---------- Source data ----------
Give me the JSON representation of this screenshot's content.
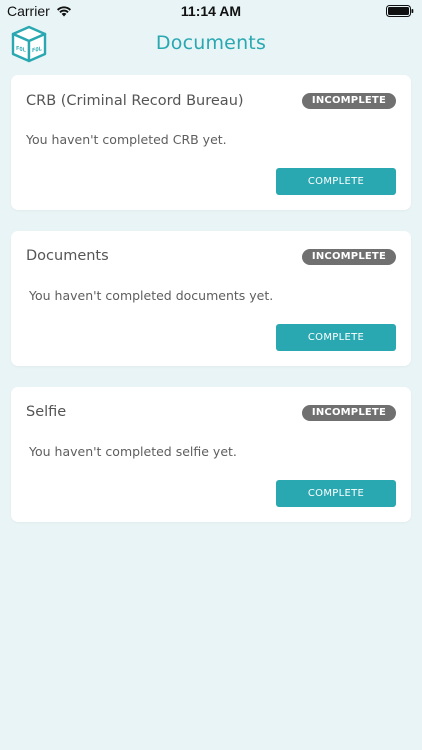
{
  "status_bar": {
    "carrier": "Carrier",
    "time": "11:14 AM",
    "wifi_icon": "wifi-icon",
    "battery_icon": "battery-icon"
  },
  "header": {
    "title": "Documents",
    "logo_icon": "app-logo-box-icon",
    "logo_text_left": "FOL",
    "logo_text_right": "FOL"
  },
  "colors": {
    "accent": "#2aa8b1",
    "background": "#e8f4f5",
    "badge": "#707070",
    "card": "#ffffff"
  },
  "cards": [
    {
      "title": "CRB (Criminal Record Bureau)",
      "status": "INCOMPLETE",
      "message": "You haven't completed CRB yet.",
      "action_label": "COMPLETE"
    },
    {
      "title": "Documents",
      "status": "INCOMPLETE",
      "message": "You haven't completed documents yet.",
      "action_label": "COMPLETE"
    },
    {
      "title": "Selfie",
      "status": "INCOMPLETE",
      "message": "You haven't completed selfie yet.",
      "action_label": "COMPLETE"
    }
  ]
}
----------
*Work to be completed:* Which lines hold the word "message"? Copy every one of them.

*Result below:*
      "message": "You haven't completed CRB yet.",
      "message": "You haven't completed documents yet.",
      "message": "You haven't completed selfie yet.",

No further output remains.